◆ **Problem**
Pull each line holding "image" out of the entries below.

◆ **Task input**
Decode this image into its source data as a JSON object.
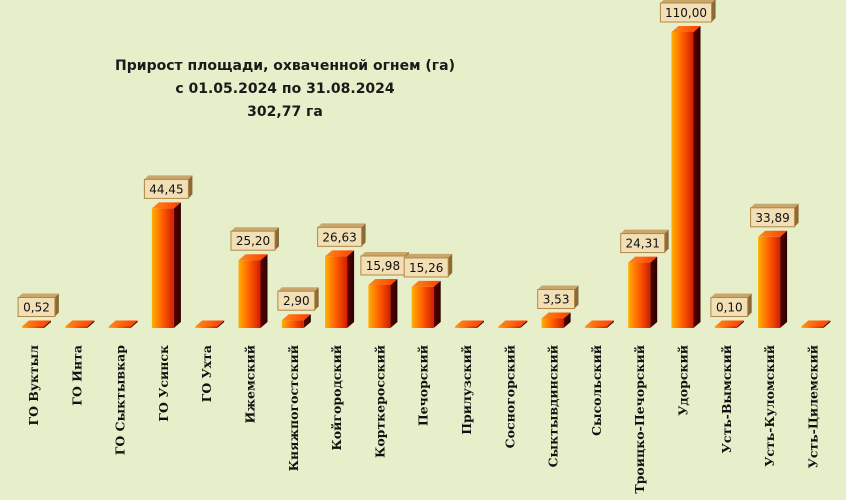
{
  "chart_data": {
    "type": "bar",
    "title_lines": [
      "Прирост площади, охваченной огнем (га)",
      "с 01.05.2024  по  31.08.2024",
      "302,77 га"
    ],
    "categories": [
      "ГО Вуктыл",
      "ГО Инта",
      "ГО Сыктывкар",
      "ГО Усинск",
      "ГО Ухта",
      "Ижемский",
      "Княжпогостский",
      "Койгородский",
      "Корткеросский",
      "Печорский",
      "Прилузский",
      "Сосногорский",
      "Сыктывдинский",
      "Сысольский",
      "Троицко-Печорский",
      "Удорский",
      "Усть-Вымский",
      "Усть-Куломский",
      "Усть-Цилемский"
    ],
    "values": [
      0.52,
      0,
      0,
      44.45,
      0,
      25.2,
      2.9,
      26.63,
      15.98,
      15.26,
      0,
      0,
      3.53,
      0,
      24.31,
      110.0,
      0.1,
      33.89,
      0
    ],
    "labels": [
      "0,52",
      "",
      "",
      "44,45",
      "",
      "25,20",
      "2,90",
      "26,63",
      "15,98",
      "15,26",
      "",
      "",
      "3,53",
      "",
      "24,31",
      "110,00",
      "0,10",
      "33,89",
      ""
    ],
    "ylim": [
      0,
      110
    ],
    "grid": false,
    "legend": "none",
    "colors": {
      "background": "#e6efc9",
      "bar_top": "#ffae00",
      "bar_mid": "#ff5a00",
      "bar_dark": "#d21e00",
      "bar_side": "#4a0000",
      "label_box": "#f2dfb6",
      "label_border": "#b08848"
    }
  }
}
* * *
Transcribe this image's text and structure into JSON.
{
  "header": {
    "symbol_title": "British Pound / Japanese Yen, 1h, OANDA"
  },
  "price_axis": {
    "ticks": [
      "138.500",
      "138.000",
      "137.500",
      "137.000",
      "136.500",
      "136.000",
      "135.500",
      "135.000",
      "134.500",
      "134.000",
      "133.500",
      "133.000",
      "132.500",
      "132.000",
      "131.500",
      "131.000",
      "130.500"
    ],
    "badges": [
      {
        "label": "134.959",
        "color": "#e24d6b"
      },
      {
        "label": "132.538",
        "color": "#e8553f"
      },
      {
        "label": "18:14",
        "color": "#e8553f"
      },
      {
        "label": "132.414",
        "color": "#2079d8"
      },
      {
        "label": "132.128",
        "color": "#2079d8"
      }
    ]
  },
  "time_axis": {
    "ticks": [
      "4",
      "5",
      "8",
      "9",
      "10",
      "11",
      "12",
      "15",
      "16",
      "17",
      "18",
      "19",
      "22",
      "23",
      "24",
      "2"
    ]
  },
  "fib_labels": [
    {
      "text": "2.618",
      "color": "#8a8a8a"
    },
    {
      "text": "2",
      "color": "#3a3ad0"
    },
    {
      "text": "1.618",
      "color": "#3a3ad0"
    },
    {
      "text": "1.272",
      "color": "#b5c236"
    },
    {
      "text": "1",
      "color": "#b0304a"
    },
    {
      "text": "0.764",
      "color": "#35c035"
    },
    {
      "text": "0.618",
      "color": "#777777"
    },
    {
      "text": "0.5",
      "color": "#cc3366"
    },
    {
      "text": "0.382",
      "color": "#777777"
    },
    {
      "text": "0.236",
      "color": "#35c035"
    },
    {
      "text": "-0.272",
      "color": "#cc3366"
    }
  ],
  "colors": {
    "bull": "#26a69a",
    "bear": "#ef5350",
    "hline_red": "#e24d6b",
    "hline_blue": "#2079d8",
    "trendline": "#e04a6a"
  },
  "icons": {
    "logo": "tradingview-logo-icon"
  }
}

◆ **Correct output**
Decode this image into its source data as a JSON object.
Transcribe this image's text and structure into JSON.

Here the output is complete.